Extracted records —
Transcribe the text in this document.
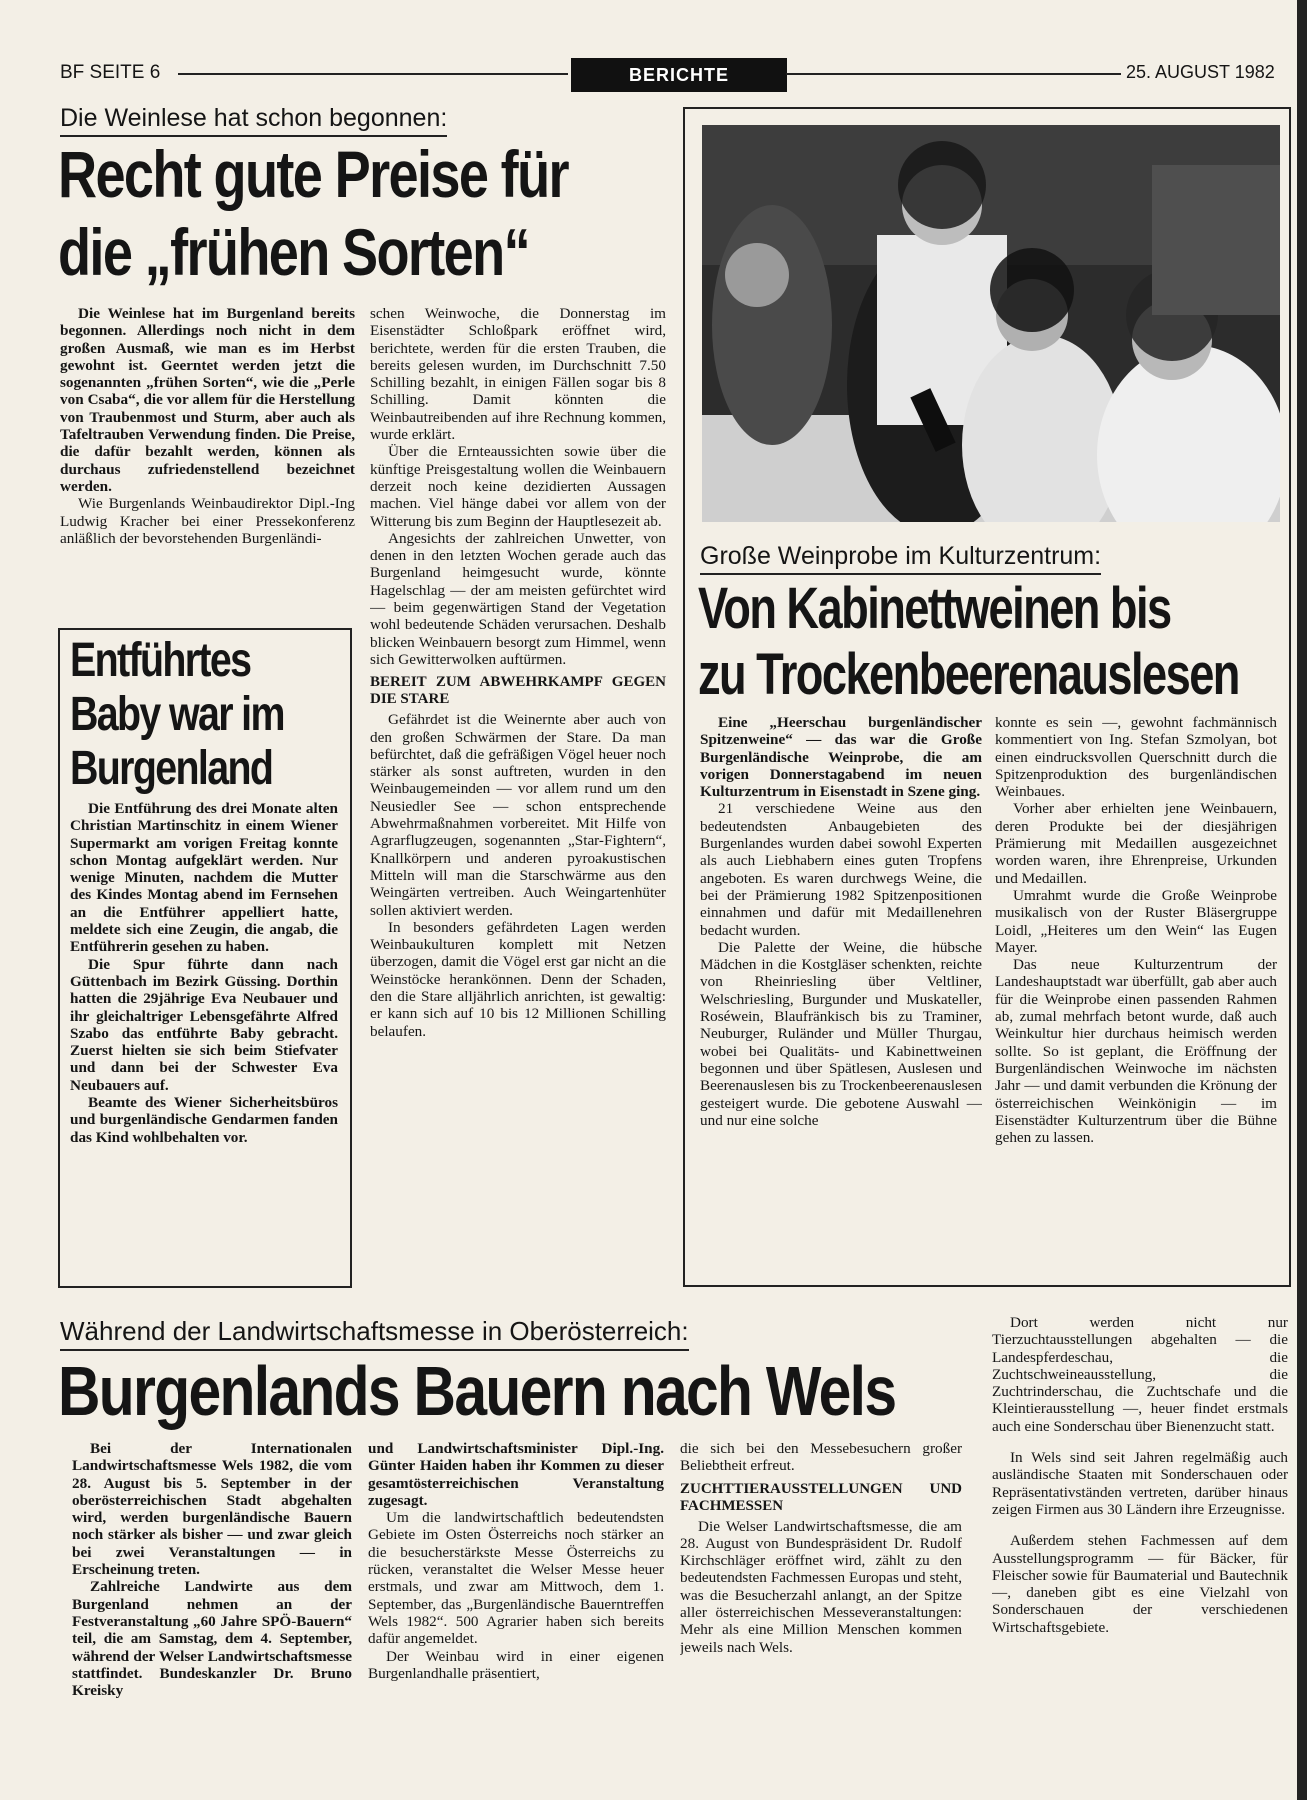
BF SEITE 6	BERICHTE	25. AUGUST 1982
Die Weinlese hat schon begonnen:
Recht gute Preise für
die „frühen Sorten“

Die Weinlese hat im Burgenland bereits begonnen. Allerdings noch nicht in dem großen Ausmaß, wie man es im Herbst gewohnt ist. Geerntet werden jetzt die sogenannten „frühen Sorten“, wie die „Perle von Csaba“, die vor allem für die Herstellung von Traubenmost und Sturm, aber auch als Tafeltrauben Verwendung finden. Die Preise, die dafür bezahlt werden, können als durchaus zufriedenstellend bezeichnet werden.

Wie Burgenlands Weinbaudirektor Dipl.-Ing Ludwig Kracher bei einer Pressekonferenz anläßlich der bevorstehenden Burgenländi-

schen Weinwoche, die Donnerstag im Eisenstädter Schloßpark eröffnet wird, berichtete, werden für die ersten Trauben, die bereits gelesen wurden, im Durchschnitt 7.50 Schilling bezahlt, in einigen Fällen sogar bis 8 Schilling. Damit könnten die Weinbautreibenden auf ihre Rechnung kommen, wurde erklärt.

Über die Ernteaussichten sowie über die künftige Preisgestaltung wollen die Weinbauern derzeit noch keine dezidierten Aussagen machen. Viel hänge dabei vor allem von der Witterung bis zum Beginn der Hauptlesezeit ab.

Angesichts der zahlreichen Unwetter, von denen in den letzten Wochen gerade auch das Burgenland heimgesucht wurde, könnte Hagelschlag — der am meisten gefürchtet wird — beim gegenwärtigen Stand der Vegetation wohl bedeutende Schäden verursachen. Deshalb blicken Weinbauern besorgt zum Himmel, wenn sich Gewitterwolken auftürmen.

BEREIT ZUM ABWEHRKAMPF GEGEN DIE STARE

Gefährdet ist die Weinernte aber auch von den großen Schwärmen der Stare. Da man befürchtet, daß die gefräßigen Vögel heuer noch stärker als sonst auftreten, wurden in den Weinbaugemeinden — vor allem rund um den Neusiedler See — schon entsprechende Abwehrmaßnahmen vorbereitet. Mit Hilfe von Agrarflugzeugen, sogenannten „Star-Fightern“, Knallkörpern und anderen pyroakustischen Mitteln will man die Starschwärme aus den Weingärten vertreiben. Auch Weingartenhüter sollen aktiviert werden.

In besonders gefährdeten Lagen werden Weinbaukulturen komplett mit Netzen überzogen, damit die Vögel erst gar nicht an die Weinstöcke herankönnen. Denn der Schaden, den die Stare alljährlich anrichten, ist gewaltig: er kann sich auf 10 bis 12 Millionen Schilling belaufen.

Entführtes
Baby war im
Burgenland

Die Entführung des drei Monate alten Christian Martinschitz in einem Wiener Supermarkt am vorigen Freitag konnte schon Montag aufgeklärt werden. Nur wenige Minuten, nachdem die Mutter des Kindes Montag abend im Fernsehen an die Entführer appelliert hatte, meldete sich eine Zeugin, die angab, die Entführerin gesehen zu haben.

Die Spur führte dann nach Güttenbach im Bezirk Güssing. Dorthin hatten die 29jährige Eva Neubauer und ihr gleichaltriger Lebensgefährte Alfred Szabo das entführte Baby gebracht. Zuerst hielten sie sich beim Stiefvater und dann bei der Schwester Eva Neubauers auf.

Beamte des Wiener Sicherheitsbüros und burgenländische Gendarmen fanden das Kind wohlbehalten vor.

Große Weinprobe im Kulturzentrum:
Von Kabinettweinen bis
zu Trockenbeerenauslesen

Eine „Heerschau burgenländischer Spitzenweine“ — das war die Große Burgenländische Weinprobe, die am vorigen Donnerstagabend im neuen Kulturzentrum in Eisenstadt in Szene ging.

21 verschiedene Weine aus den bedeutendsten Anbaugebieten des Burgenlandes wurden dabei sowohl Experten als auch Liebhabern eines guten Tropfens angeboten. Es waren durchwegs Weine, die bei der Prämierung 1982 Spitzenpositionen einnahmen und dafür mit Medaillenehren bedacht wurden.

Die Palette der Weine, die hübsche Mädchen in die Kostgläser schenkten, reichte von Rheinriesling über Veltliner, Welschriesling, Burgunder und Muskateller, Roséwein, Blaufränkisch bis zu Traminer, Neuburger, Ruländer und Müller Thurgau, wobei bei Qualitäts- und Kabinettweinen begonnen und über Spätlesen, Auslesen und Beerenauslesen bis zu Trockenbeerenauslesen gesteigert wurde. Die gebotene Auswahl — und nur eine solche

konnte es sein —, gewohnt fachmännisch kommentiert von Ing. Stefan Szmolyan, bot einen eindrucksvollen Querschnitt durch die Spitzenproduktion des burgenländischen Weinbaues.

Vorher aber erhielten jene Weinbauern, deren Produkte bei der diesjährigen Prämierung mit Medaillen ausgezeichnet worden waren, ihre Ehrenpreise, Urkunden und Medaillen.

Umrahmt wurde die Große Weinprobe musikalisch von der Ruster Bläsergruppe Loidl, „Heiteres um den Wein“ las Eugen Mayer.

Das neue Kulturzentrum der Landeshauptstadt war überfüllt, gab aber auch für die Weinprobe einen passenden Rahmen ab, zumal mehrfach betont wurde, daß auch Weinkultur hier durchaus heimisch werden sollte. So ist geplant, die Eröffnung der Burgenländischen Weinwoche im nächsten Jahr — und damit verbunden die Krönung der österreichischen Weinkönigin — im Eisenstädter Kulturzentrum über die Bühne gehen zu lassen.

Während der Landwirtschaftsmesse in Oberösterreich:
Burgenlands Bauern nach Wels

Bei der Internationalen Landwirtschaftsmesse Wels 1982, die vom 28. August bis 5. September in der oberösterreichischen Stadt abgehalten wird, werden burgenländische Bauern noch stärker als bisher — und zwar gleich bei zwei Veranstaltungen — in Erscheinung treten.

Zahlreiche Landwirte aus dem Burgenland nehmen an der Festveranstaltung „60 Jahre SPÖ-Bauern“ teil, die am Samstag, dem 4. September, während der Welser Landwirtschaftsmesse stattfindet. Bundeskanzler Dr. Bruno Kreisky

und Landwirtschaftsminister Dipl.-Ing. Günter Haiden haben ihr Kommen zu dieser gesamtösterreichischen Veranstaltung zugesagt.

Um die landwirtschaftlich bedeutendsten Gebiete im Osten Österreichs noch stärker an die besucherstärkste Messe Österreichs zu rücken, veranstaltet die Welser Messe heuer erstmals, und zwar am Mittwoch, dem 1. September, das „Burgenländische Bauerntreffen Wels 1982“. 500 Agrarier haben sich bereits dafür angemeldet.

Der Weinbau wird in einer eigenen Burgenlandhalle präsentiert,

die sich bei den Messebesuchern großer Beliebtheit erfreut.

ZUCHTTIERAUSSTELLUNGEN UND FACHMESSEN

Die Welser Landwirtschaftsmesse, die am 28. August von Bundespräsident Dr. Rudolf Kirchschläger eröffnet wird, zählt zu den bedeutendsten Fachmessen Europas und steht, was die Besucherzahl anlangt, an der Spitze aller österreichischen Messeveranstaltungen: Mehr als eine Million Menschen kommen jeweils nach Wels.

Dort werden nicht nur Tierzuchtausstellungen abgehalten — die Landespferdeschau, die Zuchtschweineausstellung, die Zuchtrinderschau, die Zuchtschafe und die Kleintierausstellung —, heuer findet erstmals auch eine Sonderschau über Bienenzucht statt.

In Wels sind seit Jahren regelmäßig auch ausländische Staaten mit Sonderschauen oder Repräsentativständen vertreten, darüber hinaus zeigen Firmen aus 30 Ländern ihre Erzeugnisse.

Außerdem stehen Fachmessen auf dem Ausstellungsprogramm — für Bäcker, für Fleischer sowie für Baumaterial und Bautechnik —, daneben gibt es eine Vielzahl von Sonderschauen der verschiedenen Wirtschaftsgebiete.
---
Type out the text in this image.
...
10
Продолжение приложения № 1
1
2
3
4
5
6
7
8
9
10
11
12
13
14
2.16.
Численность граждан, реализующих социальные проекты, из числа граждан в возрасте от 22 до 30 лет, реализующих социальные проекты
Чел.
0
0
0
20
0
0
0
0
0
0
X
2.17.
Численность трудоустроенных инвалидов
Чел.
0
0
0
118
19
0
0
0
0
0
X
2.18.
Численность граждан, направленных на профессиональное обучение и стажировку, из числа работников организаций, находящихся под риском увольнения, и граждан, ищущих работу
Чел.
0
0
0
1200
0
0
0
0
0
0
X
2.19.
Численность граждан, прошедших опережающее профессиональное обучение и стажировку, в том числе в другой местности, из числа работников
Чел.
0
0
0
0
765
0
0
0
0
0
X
* * *
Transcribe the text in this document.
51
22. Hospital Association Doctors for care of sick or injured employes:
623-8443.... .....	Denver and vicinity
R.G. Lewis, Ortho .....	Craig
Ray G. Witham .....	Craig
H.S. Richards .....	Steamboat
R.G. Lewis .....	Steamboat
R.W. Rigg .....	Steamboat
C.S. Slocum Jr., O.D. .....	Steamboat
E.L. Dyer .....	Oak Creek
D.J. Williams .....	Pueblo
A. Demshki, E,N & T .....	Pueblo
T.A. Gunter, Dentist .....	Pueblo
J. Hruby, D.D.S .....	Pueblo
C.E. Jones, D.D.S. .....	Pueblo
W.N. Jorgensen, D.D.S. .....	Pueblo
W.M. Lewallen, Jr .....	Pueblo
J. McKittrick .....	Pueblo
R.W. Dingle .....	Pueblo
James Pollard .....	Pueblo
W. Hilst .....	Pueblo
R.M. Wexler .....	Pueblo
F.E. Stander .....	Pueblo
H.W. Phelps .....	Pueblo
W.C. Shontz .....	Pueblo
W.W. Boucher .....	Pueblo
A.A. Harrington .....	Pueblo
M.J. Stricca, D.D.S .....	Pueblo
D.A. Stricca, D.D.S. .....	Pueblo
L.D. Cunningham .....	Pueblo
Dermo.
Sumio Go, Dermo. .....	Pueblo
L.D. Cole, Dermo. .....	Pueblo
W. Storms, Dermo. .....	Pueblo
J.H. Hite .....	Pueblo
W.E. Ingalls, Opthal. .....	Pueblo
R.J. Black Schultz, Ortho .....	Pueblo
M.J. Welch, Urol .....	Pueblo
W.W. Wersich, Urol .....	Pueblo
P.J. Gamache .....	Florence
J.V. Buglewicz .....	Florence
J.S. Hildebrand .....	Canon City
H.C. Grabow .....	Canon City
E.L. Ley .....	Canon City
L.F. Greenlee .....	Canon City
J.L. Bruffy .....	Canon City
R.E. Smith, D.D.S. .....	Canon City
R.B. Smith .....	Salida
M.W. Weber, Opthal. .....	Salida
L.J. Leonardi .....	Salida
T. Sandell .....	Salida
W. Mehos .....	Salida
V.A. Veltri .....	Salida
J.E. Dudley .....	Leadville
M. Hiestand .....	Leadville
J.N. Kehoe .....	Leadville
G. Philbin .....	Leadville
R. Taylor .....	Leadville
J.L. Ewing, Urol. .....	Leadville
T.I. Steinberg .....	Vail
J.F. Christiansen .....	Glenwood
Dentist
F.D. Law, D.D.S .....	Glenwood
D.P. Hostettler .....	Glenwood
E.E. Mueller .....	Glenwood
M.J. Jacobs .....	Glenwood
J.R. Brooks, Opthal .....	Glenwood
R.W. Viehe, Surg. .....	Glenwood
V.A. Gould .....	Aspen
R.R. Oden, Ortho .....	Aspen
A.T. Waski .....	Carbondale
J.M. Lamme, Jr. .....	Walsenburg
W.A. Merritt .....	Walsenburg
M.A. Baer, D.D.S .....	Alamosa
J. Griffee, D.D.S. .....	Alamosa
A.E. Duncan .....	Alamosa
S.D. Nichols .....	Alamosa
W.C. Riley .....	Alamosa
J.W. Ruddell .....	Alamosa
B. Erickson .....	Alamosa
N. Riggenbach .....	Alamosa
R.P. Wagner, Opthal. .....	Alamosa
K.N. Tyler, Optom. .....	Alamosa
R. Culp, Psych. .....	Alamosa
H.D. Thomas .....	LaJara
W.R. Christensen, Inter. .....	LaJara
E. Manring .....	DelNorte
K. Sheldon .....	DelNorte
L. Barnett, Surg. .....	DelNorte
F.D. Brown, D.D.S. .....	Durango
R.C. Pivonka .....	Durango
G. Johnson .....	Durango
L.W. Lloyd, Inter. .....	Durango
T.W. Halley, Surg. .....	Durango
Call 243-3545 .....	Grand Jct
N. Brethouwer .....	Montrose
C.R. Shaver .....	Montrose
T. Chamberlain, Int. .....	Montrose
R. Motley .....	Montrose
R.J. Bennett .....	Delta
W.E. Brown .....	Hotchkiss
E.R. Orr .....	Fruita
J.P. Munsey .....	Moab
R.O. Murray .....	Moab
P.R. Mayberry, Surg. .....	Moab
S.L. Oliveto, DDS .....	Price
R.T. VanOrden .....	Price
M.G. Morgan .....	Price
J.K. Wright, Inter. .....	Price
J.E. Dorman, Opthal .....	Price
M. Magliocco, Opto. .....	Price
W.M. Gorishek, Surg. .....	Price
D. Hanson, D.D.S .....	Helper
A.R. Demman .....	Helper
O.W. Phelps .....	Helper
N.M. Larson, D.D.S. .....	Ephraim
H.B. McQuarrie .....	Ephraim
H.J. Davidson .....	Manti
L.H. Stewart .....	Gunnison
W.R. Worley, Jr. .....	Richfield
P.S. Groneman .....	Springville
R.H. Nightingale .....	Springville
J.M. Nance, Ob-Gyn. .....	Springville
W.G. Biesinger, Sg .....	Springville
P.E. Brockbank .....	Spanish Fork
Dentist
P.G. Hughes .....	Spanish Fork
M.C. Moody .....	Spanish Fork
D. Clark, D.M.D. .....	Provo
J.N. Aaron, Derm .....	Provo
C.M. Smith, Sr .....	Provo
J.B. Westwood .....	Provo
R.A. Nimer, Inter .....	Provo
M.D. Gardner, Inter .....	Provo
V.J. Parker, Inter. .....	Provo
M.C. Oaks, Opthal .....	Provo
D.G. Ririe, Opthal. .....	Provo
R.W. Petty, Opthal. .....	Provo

EXERCISE BRIEF — Scan the listing above. Gather each line that contains the word "Moab".

TASK ANSWER —
J.P. Munsey .....	Moab
R.O. Murray .....	Moab
P.R. Mayberry, Surg. .....	Moab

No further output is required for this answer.